▶ PARTS OF THE EXERCISE
1. Answer these about the Superior Hiking Trail trip description, one per line:
(a) How long is the Day 2 hike from Britton Peak to Oberg Mountain?
(b) What is the average early-fall temperature on the trail?
(c) How many people typically share a room?
2. Extend the Superior Hiking Trail trip description from its final sentence, in the same style.

▶ TEXT BLOCK
Superior Hiking Trail Lodge-Based Exploration
Fall Colors Getaway on the North Shore of Lake Superior
Sample ItineraryDAY 1: Meet at lodge in the afternoon. Settle into your accommodations and explore the grounds before going on a short hike on the Superior Hiking Trail. Return to the lodge with plenty of time to enjoy dinner and learn about the next days' adventures. Relax around the fireplace, enjoy hot drinks, and get acquainted with your fellow trip participants.
DAY 2: Start the day early with a hearty breakfast. Then head off for a day of hiking from Britton Peak to Oberg Mountain. Hike the 5.7-mile trail while taking plenty of time to enjoy the Maple trees at the peak of their fall colors. The maple and birch forest gives way to spruce, balsam, and cedar around the beaver pond. Enjoy a relaxing picnic lunch before finishing the hike and returning to the lodge. Enjoy some personal time and dinner. After dinner, there will be time to star gaze from the deck and enjoy the sounds of the Superior shore.
DAY 3: Enjoy breakfast, and head out to hike the 2-mile loop around the summit of Oberg Mountain. Work your way around the summit for different overlooks in all directions, starting with Leveaux Mountain and Lake Superior, then Moose Mountain, and finally inland to Oberg Lake and the rolling crests of inland ridges. This hike is especially beautiful in the fall when the colors of this mountain are at their peak. After finishing the loop, enjoy a final lunch while viewing Lake Superior. Bid farewell to your newfound friends and begin the journey home.
Travel, Terrain, Etc...TERRAIN/ROUTE CHOICES: The Superior Hiking Trail (SHT) is characterized by ascents to rock outcroppings and cliffs, and descents into numerous river and creek valleys crossed by attractive and functional bridges. The SHT traverses a rich variety of terrain and habitat types. Much of the trail is easy walking but you will encounter sections with numerous steps and steep grades.
TYPE OF TRAVEL/DISTANCE: We will hike 3 and 6 miles each day with plenty of opportunities for exploration. The group will carry lightweight day packs with their personal items and lunch. No previous experience is needed to complete this trip.
WEATHER: The average temperature on the Superior Hiking Trail in early fall is 63 F degrees and rain is always a possibility. Weather in the area is strongly influenced by Lake Superior and can change suddenly.
ACCOMMODATIONS: Lodging will be in a roomy condo located on the North Shore of Lake Superior. Typically there are 2-4 people per room, matched by gender or requests to room together. Each unit contains fully modern bathrooms. Enjoy the lake views from the deck and relax around the cozy fireplace.
SINGLE TRAVELERS: If you are traveling alone you will feel at home with a welcoming group. If you would like to have your own room throughout the trip you may purchase a single supplement for an additional fee. Please email or call us if you would like this option.

▶ DATA SEGMENT
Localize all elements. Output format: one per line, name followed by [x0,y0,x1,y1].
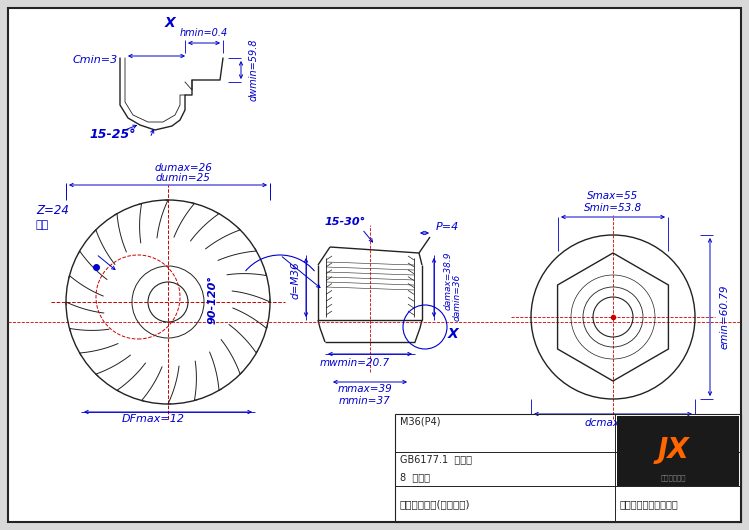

▶ ANSWERS BELOW
1.
(a) 5.7 miles
(b) 63 F degrees
(c) 2-4 people

2.
MEALS: We’ll enjoy a variety of meals, some at the lodge and others out on the Superior Hiking Trail. Count on hearty breakfasts, picnic trail lunches, and lively dinners, all shared. We’ll enjoy happy hours together at the lodge after the day’s outdoor activities. If you have special dietary restrictions, be sure to list them on your registration.
YOUR GROUP: The group size ranges from 8 to 12 participants, plus 1-2 Wilderness Inquiry staff. Each group consists of people of various ages, backgrounds, and abilities, including people with disabilities. Our trips are cooperative in nature. WI staff will assist you in whatever areas you need, however most people pitch in where they can.
EQUIPMENT AND CLOTHING: Wilderness Inquiry will provide all group equipment. You will need to provide your personal gear as outlined in the packing list. If you are new to outdoor activities, you do not need to spend a lot of money. Wilderness Inquiry can usually arrange for you to borrow most items.
A note about the itinerary: Our trips are real adventures in the outdoors. While we'll make every effort to follow the itinerary listed here, elements may change due to weather or reasons beyond our control.
At its lowest point, the Superior Hiking Trail goes along the shore of Lake Superior, 602 feet above sea level. At its highest point the Trail climbs 1750 feet above sea level and more than 1000 feet above Lake Superior. The Trail includes ascents to rock outcroppings and cliffs, and descents into numerous river and creek valleys crossed by attractive and functional bridges. The Trail provides abundant panoramic overlooks of Lake Superior, the Sawtooth Mountains, and inland woodlands, lakes, and rivers along the length of the Trail. At many points, the Trail follows rivers and creeks, often for distances of a mile or more, showcasing waterfalls and rapids, bends, and deep gorges where rushing water from thousands of years has cut into layers of ancient volcanic rock.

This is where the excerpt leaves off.